Saved data entries
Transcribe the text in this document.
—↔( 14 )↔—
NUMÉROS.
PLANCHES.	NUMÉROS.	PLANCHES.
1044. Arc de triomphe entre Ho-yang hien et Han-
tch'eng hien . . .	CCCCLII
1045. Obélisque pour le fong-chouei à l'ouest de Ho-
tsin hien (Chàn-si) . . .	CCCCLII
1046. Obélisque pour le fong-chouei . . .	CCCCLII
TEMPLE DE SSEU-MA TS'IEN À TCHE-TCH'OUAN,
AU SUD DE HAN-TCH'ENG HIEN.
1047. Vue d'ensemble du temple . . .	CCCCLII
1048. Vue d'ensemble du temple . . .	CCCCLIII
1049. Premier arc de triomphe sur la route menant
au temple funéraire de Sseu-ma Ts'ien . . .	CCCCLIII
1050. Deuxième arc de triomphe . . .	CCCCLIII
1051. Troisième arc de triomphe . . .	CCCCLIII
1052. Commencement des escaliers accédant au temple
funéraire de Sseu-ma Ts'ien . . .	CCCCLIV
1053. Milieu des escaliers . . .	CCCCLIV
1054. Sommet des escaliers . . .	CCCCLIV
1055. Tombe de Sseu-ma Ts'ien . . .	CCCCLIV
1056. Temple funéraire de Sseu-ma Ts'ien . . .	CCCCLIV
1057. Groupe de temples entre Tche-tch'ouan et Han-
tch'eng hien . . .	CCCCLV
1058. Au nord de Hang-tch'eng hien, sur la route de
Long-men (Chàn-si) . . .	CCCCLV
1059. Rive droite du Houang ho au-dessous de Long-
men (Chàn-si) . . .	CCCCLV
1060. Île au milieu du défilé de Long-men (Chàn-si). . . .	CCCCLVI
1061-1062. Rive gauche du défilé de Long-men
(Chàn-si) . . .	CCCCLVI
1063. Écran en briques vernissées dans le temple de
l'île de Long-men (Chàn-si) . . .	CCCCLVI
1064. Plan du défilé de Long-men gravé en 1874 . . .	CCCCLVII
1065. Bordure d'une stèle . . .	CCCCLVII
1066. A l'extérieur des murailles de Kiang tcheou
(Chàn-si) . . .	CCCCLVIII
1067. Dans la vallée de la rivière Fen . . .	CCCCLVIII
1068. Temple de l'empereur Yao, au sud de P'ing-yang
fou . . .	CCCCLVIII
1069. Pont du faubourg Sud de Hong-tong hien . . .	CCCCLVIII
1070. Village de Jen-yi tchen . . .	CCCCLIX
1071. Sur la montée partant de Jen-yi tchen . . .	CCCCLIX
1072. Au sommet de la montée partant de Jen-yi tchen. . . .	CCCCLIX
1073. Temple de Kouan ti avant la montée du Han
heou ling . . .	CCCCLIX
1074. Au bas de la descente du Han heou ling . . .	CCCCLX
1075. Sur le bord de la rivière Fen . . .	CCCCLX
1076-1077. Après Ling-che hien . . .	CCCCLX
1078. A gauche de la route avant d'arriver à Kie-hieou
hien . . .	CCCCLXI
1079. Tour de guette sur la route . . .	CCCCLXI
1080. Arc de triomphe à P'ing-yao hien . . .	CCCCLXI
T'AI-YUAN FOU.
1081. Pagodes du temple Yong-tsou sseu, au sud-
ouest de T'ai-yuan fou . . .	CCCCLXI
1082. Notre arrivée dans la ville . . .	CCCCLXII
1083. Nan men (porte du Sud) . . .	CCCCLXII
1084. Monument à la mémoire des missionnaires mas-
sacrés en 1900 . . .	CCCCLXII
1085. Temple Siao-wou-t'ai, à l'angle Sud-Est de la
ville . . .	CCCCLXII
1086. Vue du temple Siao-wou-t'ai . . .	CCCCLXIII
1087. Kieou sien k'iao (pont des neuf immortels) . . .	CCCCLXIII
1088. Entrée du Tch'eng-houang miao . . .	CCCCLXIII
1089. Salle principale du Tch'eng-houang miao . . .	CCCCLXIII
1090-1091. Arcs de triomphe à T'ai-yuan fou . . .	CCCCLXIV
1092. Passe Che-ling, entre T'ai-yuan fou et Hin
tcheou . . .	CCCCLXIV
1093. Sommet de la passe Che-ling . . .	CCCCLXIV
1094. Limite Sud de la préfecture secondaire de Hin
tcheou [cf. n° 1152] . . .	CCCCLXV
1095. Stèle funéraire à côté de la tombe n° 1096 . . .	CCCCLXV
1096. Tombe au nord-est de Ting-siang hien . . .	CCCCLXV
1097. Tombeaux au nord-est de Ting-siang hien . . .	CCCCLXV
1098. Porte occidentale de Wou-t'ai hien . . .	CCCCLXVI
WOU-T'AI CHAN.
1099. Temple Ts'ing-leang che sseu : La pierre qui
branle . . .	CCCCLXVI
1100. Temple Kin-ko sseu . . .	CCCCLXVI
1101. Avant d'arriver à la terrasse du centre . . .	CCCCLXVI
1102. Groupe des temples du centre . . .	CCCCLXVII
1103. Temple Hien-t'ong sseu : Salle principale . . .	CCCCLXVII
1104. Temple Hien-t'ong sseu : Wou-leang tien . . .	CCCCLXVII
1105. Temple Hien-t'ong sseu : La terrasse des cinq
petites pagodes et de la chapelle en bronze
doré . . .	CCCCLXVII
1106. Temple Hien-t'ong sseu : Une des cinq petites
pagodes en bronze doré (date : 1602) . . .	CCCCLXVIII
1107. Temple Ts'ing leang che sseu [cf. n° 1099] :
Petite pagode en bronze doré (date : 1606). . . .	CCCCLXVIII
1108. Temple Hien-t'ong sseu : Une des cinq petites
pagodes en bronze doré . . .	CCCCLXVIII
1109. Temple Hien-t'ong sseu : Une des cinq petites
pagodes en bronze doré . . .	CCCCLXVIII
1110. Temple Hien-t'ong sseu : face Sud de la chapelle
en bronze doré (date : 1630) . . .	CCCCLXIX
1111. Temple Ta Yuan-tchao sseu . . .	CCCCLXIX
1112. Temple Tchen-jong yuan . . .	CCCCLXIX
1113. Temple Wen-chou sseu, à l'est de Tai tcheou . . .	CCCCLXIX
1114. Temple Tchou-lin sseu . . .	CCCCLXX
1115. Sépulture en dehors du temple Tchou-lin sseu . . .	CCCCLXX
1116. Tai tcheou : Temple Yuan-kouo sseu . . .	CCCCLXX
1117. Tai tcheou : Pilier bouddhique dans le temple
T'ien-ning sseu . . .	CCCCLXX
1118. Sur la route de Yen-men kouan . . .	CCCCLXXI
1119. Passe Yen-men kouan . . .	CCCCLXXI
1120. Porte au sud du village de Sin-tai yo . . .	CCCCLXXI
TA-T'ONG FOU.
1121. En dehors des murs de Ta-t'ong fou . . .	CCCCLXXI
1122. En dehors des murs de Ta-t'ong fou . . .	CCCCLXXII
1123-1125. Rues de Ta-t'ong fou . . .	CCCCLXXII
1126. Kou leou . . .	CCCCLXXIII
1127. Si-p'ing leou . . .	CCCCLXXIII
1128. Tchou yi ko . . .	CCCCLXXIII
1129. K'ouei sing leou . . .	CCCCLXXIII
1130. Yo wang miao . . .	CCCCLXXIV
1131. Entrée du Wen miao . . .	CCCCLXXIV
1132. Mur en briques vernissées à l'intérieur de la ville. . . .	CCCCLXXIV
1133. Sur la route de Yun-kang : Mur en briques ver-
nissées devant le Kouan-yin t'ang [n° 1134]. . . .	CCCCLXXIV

■ Task instructions: Restate the whole listing exactly.

■ Exercise response:
Transcribe the text in this document.
—↔( 14 )↔—
NUMÉROS.
PLANCHES.	NUMÉROS.	PLANCHES.
1044. Arc de triomphe entre Ho-yang hien et Han-
tch'eng hien . . .	CCCCLII
1045. Obélisque pour le fong-chouei à l'ouest de Ho-
tsin hien (Chàn-si) . . .	CCCCLII
1046. Obélisque pour le fong-chouei . . .	CCCCLII
TEMPLE DE SSEU-MA TS'IEN À TCHE-TCH'OUAN,
AU SUD DE HAN-TCH'ENG HIEN.
1047. Vue d'ensemble du temple . . .	CCCCLII
1048. Vue d'ensemble du temple . . .	CCCCLIII
1049. Premier arc de triomphe sur la route menant
au temple funéraire de Sseu-ma Ts'ien . . .	CCCCLIII
1050. Deuxième arc de triomphe . . .	CCCCLIII
1051. Troisième arc de triomphe . . .	CCCCLIII
1052. Commencement des escaliers accédant au temple
funéraire de Sseu-ma Ts'ien . . .	CCCCLIV
1053. Milieu des escaliers . . .	CCCCLIV
1054. Sommet des escaliers . . .	CCCCLIV
1055. Tombe de Sseu-ma Ts'ien . . .	CCCCLIV
1056. Temple funéraire de Sseu-ma Ts'ien . . .	CCCCLIV
1057. Groupe de temples entre Tche-tch'ouan et Han-
tch'eng hien . . .	CCCCLV
1058. Au nord de Hang-tch'eng hien, sur la route de
Long-men (Chàn-si) . . .	CCCCLV
1059. Rive droite du Houang ho au-dessous de Long-
men (Chàn-si) . . .	CCCCLV
1060. Île au milieu du défilé de Long-men (Chàn-si). . . .	CCCCLVI
1061-1062. Rive gauche du défilé de Long-men
(Chàn-si) . . .	CCCCLVI
1063. Écran en briques vernissées dans le temple de
l'île de Long-men (Chàn-si) . . .	CCCCLVI
1064. Plan du défilé de Long-men gravé en 1874 . . .	CCCCLVII
1065. Bordure d'une stèle . . .	CCCCLVII
1066. A l'extérieur des murailles de Kiang tcheou
(Chàn-si) . . .	CCCCLVIII
1067. Dans la vallée de la rivière Fen . . .	CCCCLVIII
1068. Temple de l'empereur Yao, au sud de P'ing-yang
fou . . .	CCCCLVIII
1069. Pont du faubourg Sud de Hong-tong hien . . .	CCCCLVIII
1070. Village de Jen-yi tchen . . .	CCCCLIX
1071. Sur la montée partant de Jen-yi tchen . . .	CCCCLIX
1072. Au sommet de la montée partant de Jen-yi tchen. . . .	CCCCLIX
1073. Temple de Kouan ti avant la montée du Han
heou ling . . .	CCCCLIX
1074. Au bas de la descente du Han heou ling . . .	CCCCLX
1075. Sur le bord de la rivière Fen . . .	CCCCLX
1076-1077. Après Ling-che hien . . .	CCCCLX
1078. A gauche de la route avant d'arriver à Kie-hieou
hien . . .	CCCCLXI
1079. Tour de guette sur la route . . .	CCCCLXI
1080. Arc de triomphe à P'ing-yao hien . . .	CCCCLXI
T'AI-YUAN FOU.
1081. Pagodes du temple Yong-tsou sseu, au sud-
ouest de T'ai-yuan fou . . .	CCCCLXI
1082. Notre arrivée dans la ville . . .	CCCCLXII
1083. Nan men (porte du Sud) . . .	CCCCLXII
1084. Monument à la mémoire des missionnaires mas-
sacrés en 1900 . . .	CCCCLXII
1085. Temple Siao-wou-t'ai, à l'angle Sud-Est de la
ville . . .	CCCCLXII
1086. Vue du temple Siao-wou-t'ai . . .	CCCCLXIII
1087. Kieou sien k'iao (pont des neuf immortels) . . .	CCCCLXIII
1088. Entrée du Tch'eng-houang miao . . .	CCCCLXIII
1089. Salle principale du Tch'eng-houang miao . . .	CCCCLXIII
1090-1091. Arcs de triomphe à T'ai-yuan fou . . .	CCCCLXIV
1092. Passe Che-ling, entre T'ai-yuan fou et Hin
tcheou . . .	CCCCLXIV
1093. Sommet de la passe Che-ling . . .	CCCCLXIV
1094. Limite Sud de la préfecture secondaire de Hin
tcheou [cf. n° 1152] . . .	CCCCLXV
1095. Stèle funéraire à côté de la tombe n° 1096 . . .	CCCCLXV
1096. Tombe au nord-est de Ting-siang hien . . .	CCCCLXV
1097. Tombeaux au nord-est de Ting-siang hien . . .	CCCCLXV
1098. Porte occidentale de Wou-t'ai hien . . .	CCCCLXVI
WOU-T'AI CHAN.
1099. Temple Ts'ing-leang che sseu : La pierre qui
branle . . .	CCCCLXVI
1100. Temple Kin-ko sseu . . .	CCCCLXVI
1101. Avant d'arriver à la terrasse du centre . . .	CCCCLXVI
1102. Groupe des temples du centre . . .	CCCCLXVII
1103. Temple Hien-t'ong sseu : Salle principale . . .	CCCCLXVII
1104. Temple Hien-t'ong sseu : Wou-leang tien . . .	CCCCLXVII
1105. Temple Hien-t'ong sseu : La terrasse des cinq
petites pagodes et de la chapelle en bronze
doré . . .	CCCCLXVII
1106. Temple Hien-t'ong sseu : Une des cinq petites
pagodes en bronze doré (date : 1602) . . .	CCCCLXVIII
1107. Temple Ts'ing leang che sseu [cf. n° 1099] :
Petite pagode en bronze doré (date : 1606). . . .	CCCCLXVIII
1108. Temple Hien-t'ong sseu : Une des cinq petites
pagodes en bronze doré . . .	CCCCLXVIII
1109. Temple Hien-t'ong sseu : Une des cinq petites
pagodes en bronze doré . . .	CCCCLXVIII
1110. Temple Hien-t'ong sseu : face Sud de la chapelle
en bronze doré (date : 1630) . . .	CCCCLXIX
1111. Temple Ta Yuan-tchao sseu . . .	CCCCLXIX
1112. Temple Tchen-jong yuan . . .	CCCCLXIX
1113. Temple Wen-chou sseu, à l'est de Tai tcheou . . .	CCCCLXIX
1114. Temple Tchou-lin sseu . . .	CCCCLXX
1115. Sépulture en dehors du temple Tchou-lin sseu . . .	CCCCLXX
1116. Tai tcheou : Temple Yuan-kouo sseu . . .	CCCCLXX
1117. Tai tcheou : Pilier bouddhique dans le temple
T'ien-ning sseu . . .	CCCCLXX
1118. Sur la route de Yen-men kouan . . .	CCCCLXXI
1119. Passe Yen-men kouan . . .	CCCCLXXI
1120. Porte au sud du village de Sin-tai yo . . .	CCCCLXXI
TA-T'ONG FOU.
1121. En dehors des murs de Ta-t'ong fou . . .	CCCCLXXI
1122. En dehors des murs de Ta-t'ong fou . . .	CCCCLXXII
1123-1125. Rues de Ta-t'ong fou . . .	CCCCLXXII
1126. Kou leou . . .	CCCCLXXIII
1127. Si-p'ing leou . . .	CCCCLXXIII
1128. Tchou yi ko . . .	CCCCLXXIII
1129. K'ouei sing leou . . .	CCCCLXXIII
1130. Yo wang miao . . .	CCCCLXXIV
1131. Entrée du Wen miao . . .	CCCCLXXIV
1132. Mur en briques vernissées à l'intérieur de la ville. . . .	CCCCLXXIV
1133. Sur la route de Yun-kang : Mur en briques ver-
nissées devant le Kouan-yin t'ang [n° 1134]. . . .	CCCCLXXIV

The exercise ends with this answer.